### Data supplied
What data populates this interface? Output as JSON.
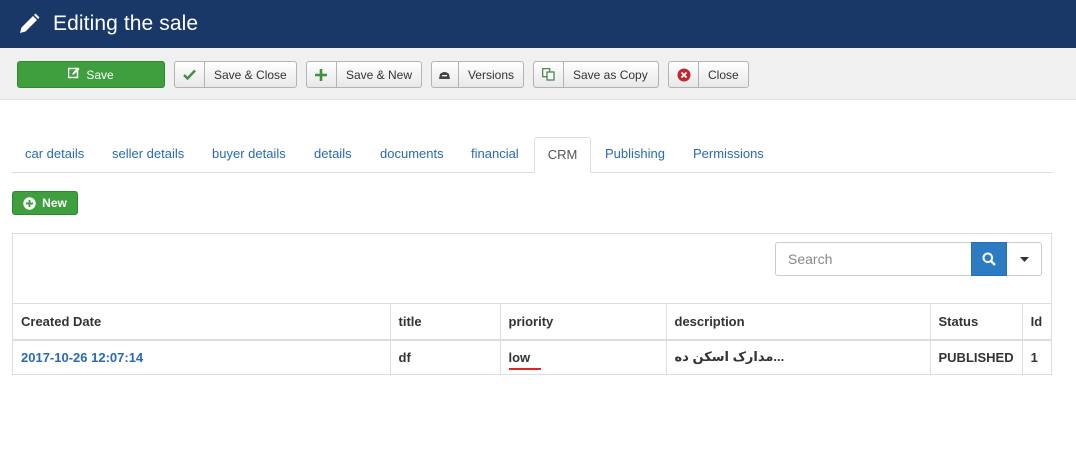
{
  "header": {
    "title": "Editing the sale",
    "icon": "pencil-icon"
  },
  "toolbar": {
    "save": "Save",
    "save_close": "Save & Close",
    "save_new": "Save & New",
    "versions": "Versions",
    "save_copy": "Save as Copy",
    "close": "Close"
  },
  "tabs": [
    {
      "label": "car details"
    },
    {
      "label": "seller details"
    },
    {
      "label": "buyer details"
    },
    {
      "label": "details"
    },
    {
      "label": "documents"
    },
    {
      "label": "financial"
    },
    {
      "label": "CRM"
    },
    {
      "label": "Publishing"
    },
    {
      "label": "Permissions"
    }
  ],
  "active_tab": "CRM",
  "new_button": "New",
  "search": {
    "placeholder": "Search",
    "value": ""
  },
  "table": {
    "columns": [
      "Created Date",
      "title",
      "priority",
      "description",
      "Status",
      "Id"
    ],
    "rows": [
      {
        "created": "2017-10-26 12:07:14",
        "title": "df",
        "priority": "low",
        "description": "مدارک اسکن ده...",
        "status": "PUBLISHED",
        "id": "1"
      }
    ]
  },
  "colors": {
    "header": "#1a3867",
    "save": "#3f9f3f",
    "link": "#2a69b8",
    "search_button": "#2d7bc3",
    "underline": "#e0242a"
  }
}
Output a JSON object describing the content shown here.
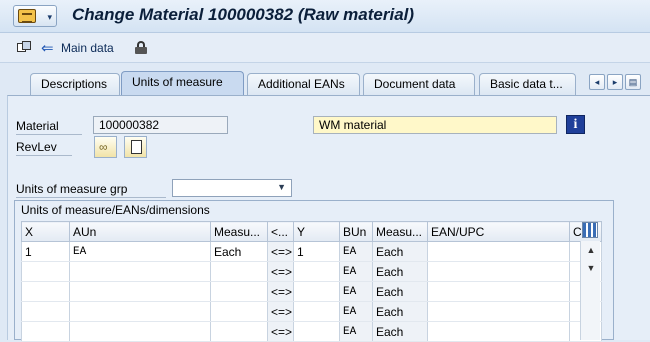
{
  "window": {
    "title": "Change Material 100000382 (Raw material)"
  },
  "toolbar": {
    "main_data_label": "Main data"
  },
  "tabs": [
    {
      "label": "Descriptions",
      "active": false
    },
    {
      "label": "Units of measure",
      "active": true
    },
    {
      "label": "Additional EANs",
      "active": false
    },
    {
      "label": "Document data",
      "active": false
    },
    {
      "label": "Basic data t...",
      "active": false
    }
  ],
  "tab_nav": {
    "left": "◂",
    "right": "▸",
    "list": "▤"
  },
  "header": {
    "material_label": "Material",
    "material_value": "100000382",
    "material_desc": "WM material",
    "revlev_label": "RevLev"
  },
  "uom_group": {
    "label": "Units of measure grp",
    "value": ""
  },
  "table": {
    "group_title": "Units of measure/EANs/dimensions",
    "columns": [
      "X",
      "AUn",
      "Measu...",
      "<...",
      "Y",
      "BUn",
      "Measu...",
      "EAN/UPC",
      "C"
    ],
    "rows": [
      {
        "x": "1",
        "aun": "EA",
        "measure": "Each",
        "sign": "<=>",
        "y": "1",
        "bun": "EA",
        "measure2": "Each",
        "ean": "",
        "c": ""
      },
      {
        "x": "",
        "aun": "",
        "measure": "",
        "sign": "<=>",
        "y": "",
        "bun": "EA",
        "measure2": "Each",
        "ean": "",
        "c": ""
      },
      {
        "x": "",
        "aun": "",
        "measure": "",
        "sign": "<=>",
        "y": "",
        "bun": "EA",
        "measure2": "Each",
        "ean": "",
        "c": ""
      },
      {
        "x": "",
        "aun": "",
        "measure": "",
        "sign": "<=>",
        "y": "",
        "bun": "EA",
        "measure2": "Each",
        "ean": "",
        "c": ""
      },
      {
        "x": "",
        "aun": "",
        "measure": "",
        "sign": "<=>",
        "y": "",
        "bun": "EA",
        "measure2": "Each",
        "ean": "",
        "c": ""
      }
    ]
  },
  "colors": {
    "accent": "#1f3f9a",
    "panel": "#e6eef8",
    "highlight": "#fff8c9"
  }
}
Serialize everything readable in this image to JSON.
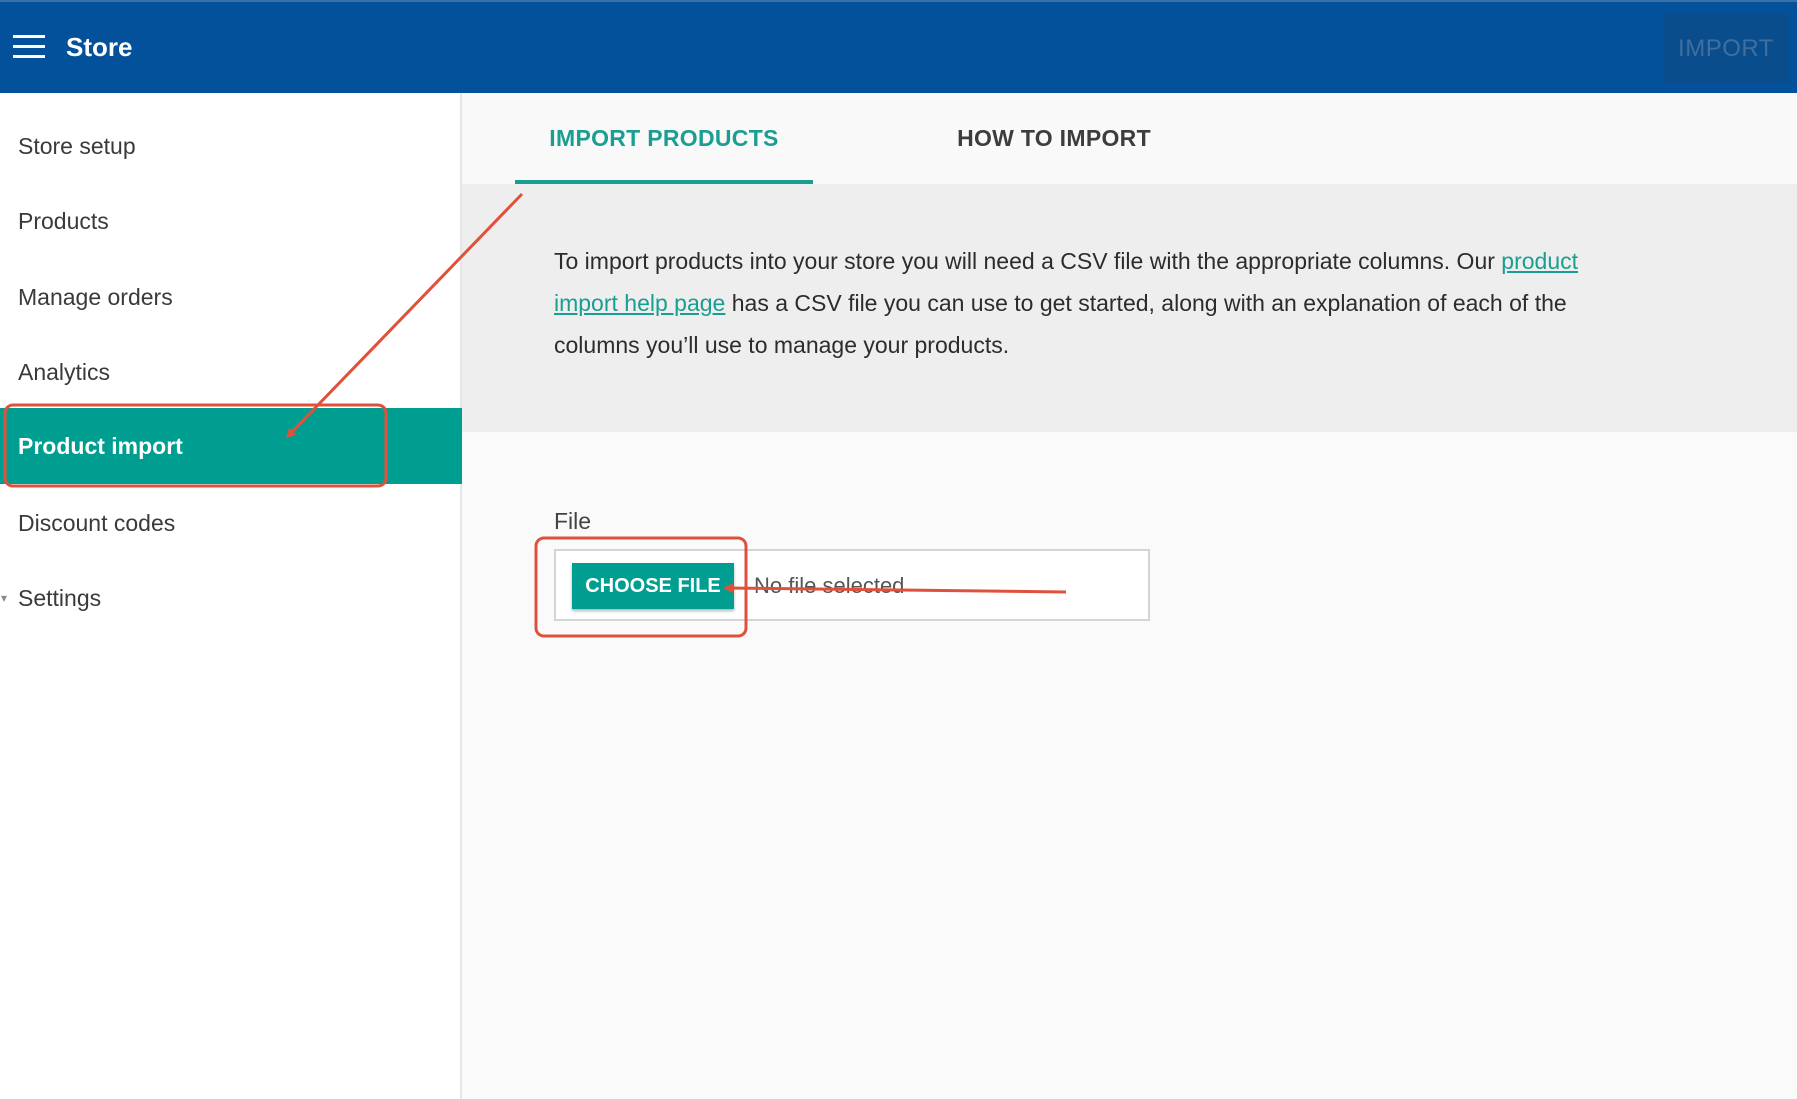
{
  "header": {
    "title": "Store",
    "import_label": "IMPORT"
  },
  "sidebar": {
    "items": [
      {
        "label": "Store setup"
      },
      {
        "label": "Products"
      },
      {
        "label": "Manage orders"
      },
      {
        "label": "Analytics"
      },
      {
        "label": "Product import",
        "active": true
      },
      {
        "label": "Discount codes"
      },
      {
        "label": "Settings"
      }
    ]
  },
  "tabs": [
    {
      "label": "IMPORT PRODUCTS",
      "active": true
    },
    {
      "label": "HOW TO IMPORT",
      "active": false
    }
  ],
  "info": {
    "text_before": "To import products into your store you will need a CSV file with the appropriate columns. Our ",
    "link_text": "product import help page",
    "text_after": " has a CSV file you can use to get started, along with an explanation of each of the columns you’ll use to manage your products."
  },
  "file_input": {
    "label": "File",
    "button_label": "CHOOSE FILE",
    "status": "No file selected"
  },
  "colors": {
    "header_bg": "#02519a",
    "accent": "#009e91",
    "annotation": "#e0513c"
  },
  "icons": {
    "menu": "hamburger-menu-icon",
    "expand": "caret-icon"
  }
}
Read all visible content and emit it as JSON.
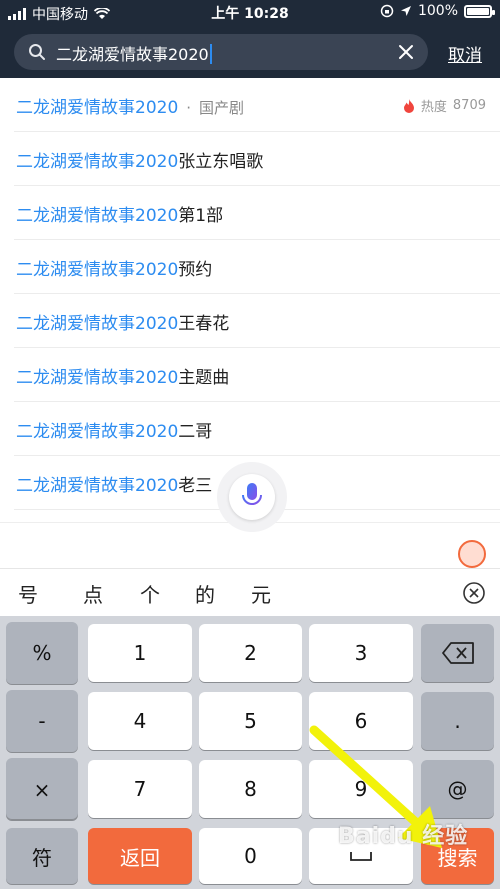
{
  "status": {
    "carrier": "中国移动",
    "time": "上午 10:28",
    "battery": "100%"
  },
  "search": {
    "query": "二龙湖爱情故事2020",
    "cancel_label": "取消"
  },
  "suggestions": [
    {
      "highlight": "二龙湖爱情故事2020",
      "rest": "",
      "tag": "国产剧",
      "heat_label": "热度",
      "heat_value": "8709"
    },
    {
      "highlight": "二龙湖爱情故事2020",
      "rest": "张立东唱歌"
    },
    {
      "highlight": "二龙湖爱情故事2020",
      "rest": "第1部"
    },
    {
      "highlight": "二龙湖爱情故事2020",
      "rest": "预约"
    },
    {
      "highlight": "二龙湖爱情故事2020",
      "rest": "王春花"
    },
    {
      "highlight": "二龙湖爱情故事2020",
      "rest": "主题曲"
    },
    {
      "highlight": "二龙湖爱情故事2020",
      "rest": "二哥"
    },
    {
      "highlight": "二龙湖爱情故事2020",
      "rest": "老三"
    }
  ],
  "candidates": [
    "号",
    "点",
    "个",
    "的",
    "元"
  ],
  "keyboard": {
    "percent": "%",
    "minus": "-",
    "plus": "+",
    "times": "×",
    "symbols": "符",
    "back": "返回",
    "k1": "1",
    "k2": "2",
    "k3": "3",
    "k4": "4",
    "k5": "5",
    "k6": "6",
    "k7": "7",
    "k8": "8",
    "k9": "9",
    "k0": "0",
    "dot": ".",
    "at": "@",
    "search": "搜索"
  },
  "watermark": "Baidu 经验",
  "colors": {
    "header_bg": "#1f2a39",
    "highlight": "#2d8cf0",
    "orange": "#f26a3d",
    "keyboard_bg": "#d1d4da",
    "arrow": "#f2f20a"
  },
  "icons": [
    "signal-icon",
    "wifi-icon",
    "lock-rotation-icon",
    "location-icon",
    "battery-icon",
    "search-icon",
    "clear-icon",
    "flame-icon",
    "microphone-icon",
    "close-circle-icon",
    "backspace-icon",
    "space-icon",
    "arrow-icon"
  ]
}
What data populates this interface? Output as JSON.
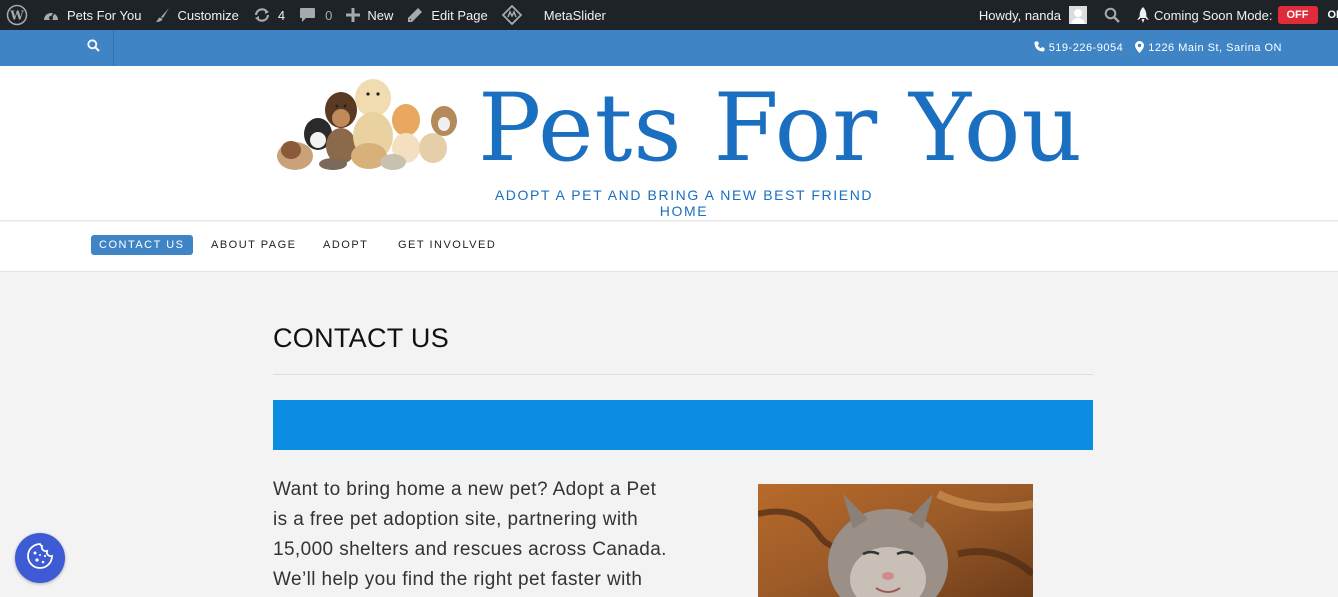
{
  "admin_bar": {
    "site_name": "Pets For You",
    "customize": "Customize",
    "updates_count": "4",
    "comments_count": "0",
    "new": "New",
    "edit_page": "Edit Page",
    "metaslider": "MetaSlider",
    "howdy": "Howdy, nanda",
    "coming_soon_label": "Coming Soon Mode:",
    "coming_soon_state": "OFF",
    "on_text": "ON"
  },
  "topbar": {
    "phone": "519-226-9054",
    "address": "1226 Main St, Sarina ON"
  },
  "header": {
    "title": "Pets For You",
    "tagline": "ADOPT A PET AND BRING A NEW BEST FRIEND HOME"
  },
  "nav": {
    "items": [
      {
        "label": "CONTACT US"
      },
      {
        "label": "ABOUT PAGE"
      },
      {
        "label": "ADOPT"
      },
      {
        "label": "GET INVOLVED"
      }
    ]
  },
  "main": {
    "title": "CONTACT US",
    "lines": [
      "Want to bring home a new pet? Adopt a Pet",
      "is a free pet adoption site, partnering with",
      "15,000 shelters and rescues across Canada.",
      "We’ll help you find the right pet faster with"
    ]
  },
  "colors": {
    "accent": "#3f85c5",
    "title_blue": "#1a6fc0",
    "banner_blue": "#0a8ce0",
    "admin_bg": "#1d2327",
    "off_red": "#e02b3c"
  }
}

### Problem description
Across all the entries, count the lines that contain the word "details" and give the number by itself.

### Task result
4